## Problem description
Your task is to copy each line that has the word "Ipeak".

═════ Data listing ═════

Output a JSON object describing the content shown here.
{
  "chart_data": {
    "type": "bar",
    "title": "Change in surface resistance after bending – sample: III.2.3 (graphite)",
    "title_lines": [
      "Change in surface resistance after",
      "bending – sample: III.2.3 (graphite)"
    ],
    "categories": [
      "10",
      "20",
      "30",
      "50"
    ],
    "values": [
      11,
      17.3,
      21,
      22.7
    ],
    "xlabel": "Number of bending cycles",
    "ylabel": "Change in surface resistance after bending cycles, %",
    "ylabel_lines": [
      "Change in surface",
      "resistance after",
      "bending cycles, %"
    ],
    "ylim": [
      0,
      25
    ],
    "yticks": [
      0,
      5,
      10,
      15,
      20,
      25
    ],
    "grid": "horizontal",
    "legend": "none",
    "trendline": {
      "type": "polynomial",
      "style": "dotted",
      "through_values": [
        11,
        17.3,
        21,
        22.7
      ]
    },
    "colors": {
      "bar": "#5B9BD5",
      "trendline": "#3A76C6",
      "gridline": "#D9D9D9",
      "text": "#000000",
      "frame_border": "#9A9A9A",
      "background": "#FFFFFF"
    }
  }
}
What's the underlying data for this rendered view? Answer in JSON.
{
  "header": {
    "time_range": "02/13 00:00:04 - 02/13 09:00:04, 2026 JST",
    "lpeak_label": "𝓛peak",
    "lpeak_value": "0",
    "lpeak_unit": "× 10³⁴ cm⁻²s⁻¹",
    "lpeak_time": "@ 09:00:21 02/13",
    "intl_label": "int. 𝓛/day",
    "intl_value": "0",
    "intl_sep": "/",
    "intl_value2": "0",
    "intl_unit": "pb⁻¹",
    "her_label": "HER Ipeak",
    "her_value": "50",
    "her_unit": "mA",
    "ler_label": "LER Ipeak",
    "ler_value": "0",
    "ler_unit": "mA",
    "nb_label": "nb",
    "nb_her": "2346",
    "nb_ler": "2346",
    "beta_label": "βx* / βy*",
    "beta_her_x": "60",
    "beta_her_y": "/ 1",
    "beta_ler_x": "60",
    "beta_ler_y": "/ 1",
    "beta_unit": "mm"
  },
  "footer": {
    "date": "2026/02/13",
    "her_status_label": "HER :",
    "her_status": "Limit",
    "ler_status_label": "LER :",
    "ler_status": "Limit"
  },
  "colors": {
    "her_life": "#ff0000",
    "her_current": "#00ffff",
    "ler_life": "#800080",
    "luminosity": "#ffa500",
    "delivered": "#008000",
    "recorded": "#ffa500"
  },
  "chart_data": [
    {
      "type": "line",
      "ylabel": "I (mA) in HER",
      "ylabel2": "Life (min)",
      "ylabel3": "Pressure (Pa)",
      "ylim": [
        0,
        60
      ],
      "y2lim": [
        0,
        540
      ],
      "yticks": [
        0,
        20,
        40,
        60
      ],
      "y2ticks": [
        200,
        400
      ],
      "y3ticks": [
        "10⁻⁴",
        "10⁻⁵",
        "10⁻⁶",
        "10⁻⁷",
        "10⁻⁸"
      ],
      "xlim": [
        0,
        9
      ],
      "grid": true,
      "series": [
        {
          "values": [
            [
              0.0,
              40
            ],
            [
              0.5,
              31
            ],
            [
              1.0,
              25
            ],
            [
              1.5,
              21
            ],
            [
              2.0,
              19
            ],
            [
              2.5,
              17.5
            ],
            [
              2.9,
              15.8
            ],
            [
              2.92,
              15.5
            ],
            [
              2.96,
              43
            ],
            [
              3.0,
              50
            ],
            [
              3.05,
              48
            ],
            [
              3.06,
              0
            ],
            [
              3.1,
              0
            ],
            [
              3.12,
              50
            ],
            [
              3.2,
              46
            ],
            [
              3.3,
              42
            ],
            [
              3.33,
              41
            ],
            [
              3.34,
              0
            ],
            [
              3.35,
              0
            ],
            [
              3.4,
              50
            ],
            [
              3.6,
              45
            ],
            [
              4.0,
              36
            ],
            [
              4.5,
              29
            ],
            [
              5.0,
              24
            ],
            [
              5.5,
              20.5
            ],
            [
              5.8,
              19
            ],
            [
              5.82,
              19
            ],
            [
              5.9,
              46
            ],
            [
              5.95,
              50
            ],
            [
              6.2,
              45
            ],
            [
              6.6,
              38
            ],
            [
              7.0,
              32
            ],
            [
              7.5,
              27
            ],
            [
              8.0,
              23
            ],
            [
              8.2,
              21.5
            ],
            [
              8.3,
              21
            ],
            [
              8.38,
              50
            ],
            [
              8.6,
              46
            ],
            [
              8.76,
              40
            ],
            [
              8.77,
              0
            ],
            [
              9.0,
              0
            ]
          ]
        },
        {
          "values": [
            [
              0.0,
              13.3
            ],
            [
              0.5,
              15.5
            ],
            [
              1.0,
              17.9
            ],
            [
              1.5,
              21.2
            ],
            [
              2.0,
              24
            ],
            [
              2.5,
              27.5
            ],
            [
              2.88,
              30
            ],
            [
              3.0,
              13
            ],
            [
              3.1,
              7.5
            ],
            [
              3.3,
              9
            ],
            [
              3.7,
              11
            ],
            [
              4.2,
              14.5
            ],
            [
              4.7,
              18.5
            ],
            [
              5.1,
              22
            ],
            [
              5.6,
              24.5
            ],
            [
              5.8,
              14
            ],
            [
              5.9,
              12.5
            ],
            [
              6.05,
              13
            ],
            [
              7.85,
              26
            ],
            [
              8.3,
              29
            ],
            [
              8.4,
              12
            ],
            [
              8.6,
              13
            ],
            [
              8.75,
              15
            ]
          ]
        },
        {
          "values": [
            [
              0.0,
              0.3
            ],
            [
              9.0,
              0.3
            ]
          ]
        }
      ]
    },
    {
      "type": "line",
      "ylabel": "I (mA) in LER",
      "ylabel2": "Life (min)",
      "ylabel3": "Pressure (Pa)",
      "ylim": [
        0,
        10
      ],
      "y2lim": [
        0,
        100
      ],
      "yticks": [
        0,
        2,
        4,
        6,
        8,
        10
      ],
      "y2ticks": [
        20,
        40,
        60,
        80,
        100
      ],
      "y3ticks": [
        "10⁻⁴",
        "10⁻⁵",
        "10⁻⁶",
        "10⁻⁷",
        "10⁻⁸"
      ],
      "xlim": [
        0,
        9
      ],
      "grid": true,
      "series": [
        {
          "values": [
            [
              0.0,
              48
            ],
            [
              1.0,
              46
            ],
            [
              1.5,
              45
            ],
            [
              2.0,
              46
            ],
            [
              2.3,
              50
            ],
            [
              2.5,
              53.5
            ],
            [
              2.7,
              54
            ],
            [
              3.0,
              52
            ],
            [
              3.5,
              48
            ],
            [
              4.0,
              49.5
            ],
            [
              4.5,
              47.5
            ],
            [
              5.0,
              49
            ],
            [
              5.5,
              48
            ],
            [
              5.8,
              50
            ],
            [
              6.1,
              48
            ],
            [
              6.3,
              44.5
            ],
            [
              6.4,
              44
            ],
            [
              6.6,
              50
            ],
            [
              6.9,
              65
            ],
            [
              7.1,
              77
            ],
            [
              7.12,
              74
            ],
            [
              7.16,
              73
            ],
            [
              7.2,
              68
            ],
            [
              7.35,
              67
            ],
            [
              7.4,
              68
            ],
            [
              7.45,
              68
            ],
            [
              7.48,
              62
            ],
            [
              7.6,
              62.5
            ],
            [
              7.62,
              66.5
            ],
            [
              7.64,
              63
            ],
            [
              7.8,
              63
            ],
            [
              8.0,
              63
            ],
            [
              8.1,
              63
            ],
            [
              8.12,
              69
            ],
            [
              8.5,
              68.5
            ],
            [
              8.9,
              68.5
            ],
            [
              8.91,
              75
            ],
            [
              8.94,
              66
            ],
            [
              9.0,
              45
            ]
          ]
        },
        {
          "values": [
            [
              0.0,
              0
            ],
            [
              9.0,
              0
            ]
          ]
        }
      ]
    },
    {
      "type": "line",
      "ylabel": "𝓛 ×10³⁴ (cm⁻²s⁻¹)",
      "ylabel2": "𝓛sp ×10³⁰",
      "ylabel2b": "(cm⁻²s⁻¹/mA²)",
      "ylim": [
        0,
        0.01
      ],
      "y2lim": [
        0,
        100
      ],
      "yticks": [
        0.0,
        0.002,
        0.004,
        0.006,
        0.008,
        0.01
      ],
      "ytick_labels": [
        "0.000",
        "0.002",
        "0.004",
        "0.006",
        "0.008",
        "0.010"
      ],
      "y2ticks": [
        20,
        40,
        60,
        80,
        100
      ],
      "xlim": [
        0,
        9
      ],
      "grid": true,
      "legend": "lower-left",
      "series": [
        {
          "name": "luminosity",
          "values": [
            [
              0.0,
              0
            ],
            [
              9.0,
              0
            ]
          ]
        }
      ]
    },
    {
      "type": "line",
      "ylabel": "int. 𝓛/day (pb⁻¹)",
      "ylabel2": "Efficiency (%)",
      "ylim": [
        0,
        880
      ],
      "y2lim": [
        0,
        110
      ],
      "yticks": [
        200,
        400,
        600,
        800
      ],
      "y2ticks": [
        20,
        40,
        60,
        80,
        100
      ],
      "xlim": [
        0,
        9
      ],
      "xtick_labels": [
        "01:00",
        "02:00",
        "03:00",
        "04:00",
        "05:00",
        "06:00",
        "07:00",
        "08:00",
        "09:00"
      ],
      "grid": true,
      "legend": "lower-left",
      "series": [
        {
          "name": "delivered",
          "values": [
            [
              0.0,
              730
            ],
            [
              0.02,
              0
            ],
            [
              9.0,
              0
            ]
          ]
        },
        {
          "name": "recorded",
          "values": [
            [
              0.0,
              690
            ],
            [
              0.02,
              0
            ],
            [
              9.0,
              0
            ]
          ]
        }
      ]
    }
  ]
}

═════

## Solution below
    "her_label": "HER Ipeak",
    "ler_label": "LER Ipeak",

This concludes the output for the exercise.